Give only the number of lines in the data that contain the word "popout".

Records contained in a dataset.

========

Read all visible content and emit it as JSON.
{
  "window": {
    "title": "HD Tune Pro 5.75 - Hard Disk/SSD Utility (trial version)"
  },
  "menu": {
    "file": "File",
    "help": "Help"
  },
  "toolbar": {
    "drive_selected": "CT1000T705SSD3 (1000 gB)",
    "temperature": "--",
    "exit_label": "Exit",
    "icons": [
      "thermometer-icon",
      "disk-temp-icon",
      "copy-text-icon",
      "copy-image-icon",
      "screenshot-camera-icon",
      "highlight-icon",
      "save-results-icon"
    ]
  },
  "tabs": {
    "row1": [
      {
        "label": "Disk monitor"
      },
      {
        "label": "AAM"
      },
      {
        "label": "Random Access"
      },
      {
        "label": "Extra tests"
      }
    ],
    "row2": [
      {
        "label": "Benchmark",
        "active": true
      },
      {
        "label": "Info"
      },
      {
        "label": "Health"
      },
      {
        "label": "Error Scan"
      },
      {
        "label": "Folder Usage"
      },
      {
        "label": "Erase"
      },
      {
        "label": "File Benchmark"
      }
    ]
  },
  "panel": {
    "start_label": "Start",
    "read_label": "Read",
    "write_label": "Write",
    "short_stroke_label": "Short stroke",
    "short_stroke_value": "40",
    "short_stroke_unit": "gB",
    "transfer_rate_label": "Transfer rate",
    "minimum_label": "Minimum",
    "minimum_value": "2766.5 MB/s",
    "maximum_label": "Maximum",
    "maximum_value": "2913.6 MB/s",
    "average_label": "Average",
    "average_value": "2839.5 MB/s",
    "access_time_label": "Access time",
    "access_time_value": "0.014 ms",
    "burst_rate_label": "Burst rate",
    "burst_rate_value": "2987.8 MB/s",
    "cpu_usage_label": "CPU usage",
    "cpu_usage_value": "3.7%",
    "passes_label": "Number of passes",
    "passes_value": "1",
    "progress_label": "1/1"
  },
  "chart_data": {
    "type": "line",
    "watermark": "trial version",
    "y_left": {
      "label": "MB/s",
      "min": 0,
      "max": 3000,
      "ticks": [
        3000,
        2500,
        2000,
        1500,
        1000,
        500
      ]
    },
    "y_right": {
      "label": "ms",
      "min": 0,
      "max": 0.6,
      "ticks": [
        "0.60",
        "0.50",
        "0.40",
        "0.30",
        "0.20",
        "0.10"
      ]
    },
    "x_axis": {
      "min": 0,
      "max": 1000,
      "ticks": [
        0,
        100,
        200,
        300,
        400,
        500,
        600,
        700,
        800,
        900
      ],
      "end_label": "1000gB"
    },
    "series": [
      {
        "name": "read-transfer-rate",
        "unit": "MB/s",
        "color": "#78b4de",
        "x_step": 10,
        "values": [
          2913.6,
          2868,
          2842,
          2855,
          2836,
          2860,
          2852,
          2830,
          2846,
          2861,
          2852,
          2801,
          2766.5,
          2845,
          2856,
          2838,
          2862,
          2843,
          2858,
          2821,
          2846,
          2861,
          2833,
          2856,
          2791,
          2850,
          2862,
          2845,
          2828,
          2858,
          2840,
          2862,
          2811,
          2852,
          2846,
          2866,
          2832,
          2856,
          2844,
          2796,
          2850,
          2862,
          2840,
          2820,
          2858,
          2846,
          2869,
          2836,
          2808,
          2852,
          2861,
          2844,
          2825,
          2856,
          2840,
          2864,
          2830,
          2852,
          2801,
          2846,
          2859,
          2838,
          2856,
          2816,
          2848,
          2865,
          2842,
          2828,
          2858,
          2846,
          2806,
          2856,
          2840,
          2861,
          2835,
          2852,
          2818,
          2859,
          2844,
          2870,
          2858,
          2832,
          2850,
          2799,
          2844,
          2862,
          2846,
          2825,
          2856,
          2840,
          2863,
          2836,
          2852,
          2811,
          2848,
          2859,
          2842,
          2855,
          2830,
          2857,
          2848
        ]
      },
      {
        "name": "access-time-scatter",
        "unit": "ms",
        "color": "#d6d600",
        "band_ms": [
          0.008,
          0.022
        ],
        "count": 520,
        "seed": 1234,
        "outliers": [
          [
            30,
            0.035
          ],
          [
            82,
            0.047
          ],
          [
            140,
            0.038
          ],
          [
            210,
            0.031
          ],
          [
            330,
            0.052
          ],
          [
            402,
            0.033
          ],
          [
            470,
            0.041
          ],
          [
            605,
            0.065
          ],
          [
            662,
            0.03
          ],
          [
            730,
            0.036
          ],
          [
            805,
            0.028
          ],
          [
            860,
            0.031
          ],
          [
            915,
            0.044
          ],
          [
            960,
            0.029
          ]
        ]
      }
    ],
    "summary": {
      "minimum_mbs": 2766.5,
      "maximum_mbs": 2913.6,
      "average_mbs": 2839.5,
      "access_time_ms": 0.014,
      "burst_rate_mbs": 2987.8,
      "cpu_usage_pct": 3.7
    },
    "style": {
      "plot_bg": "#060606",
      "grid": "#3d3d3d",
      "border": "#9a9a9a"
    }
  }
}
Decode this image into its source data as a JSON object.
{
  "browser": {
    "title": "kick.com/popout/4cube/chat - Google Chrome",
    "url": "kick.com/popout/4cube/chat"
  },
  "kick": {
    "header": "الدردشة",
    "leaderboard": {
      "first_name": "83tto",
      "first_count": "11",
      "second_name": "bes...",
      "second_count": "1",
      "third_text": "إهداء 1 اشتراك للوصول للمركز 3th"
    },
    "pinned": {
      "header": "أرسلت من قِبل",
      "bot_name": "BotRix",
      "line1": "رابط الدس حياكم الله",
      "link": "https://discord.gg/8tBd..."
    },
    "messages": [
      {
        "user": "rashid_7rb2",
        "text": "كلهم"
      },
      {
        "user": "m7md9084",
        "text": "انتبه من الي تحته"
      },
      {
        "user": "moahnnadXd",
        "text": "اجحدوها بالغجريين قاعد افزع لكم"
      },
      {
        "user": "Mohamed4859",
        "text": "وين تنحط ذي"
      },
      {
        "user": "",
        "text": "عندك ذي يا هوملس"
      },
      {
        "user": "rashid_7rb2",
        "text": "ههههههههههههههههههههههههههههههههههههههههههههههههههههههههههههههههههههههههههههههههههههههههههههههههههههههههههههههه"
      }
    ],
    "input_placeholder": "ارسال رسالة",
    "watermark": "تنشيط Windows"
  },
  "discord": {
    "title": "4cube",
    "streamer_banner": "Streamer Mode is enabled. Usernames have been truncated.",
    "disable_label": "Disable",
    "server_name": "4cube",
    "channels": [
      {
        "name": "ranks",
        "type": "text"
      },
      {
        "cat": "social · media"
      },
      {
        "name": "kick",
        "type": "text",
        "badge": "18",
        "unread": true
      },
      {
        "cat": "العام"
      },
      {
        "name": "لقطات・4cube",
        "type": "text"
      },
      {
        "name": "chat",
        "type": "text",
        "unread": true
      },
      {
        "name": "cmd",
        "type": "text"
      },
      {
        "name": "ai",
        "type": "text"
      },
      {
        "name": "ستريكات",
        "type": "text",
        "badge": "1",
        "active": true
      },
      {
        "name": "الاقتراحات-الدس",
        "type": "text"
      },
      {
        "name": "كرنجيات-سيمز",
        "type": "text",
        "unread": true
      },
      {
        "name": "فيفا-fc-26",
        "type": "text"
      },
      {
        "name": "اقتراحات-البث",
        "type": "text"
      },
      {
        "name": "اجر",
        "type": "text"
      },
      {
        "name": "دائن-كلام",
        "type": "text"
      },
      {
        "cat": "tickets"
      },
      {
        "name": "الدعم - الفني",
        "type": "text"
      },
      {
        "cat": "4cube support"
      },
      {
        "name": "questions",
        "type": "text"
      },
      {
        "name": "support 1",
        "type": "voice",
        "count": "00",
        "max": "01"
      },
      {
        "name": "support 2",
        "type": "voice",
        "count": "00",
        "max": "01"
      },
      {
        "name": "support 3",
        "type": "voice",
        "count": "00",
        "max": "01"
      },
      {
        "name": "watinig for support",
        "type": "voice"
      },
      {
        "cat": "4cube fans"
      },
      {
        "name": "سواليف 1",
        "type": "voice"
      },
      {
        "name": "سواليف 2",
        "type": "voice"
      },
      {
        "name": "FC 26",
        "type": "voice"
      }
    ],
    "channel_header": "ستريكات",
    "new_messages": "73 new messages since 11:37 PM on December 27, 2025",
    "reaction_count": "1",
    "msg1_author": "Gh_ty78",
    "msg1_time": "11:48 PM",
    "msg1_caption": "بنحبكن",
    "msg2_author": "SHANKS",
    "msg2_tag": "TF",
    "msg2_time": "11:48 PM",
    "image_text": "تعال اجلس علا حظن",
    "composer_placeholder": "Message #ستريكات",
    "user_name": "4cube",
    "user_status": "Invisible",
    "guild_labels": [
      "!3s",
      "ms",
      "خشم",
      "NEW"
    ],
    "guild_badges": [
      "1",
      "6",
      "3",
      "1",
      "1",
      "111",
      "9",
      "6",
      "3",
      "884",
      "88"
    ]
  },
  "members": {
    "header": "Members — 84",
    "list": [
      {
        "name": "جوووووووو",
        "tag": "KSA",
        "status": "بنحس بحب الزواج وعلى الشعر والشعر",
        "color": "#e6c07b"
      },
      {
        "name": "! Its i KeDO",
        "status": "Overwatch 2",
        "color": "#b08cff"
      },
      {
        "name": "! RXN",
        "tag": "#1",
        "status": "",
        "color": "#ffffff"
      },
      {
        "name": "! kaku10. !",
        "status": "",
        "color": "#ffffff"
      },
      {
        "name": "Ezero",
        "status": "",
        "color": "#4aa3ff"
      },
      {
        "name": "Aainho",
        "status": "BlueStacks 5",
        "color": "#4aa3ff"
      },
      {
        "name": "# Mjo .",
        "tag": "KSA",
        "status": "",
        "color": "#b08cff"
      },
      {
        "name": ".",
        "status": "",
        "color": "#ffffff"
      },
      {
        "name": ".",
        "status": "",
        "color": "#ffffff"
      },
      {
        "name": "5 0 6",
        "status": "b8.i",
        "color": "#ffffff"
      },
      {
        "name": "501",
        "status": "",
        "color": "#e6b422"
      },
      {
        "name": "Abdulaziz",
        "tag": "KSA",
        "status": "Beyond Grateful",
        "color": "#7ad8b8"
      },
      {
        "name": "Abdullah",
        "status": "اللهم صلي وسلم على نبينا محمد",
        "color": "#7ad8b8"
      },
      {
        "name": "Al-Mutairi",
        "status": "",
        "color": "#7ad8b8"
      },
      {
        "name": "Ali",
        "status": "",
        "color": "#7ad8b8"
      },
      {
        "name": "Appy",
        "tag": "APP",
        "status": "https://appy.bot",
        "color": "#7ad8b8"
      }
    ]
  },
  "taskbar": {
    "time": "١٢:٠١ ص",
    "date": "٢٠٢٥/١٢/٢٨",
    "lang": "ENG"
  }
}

========

REPLY. 2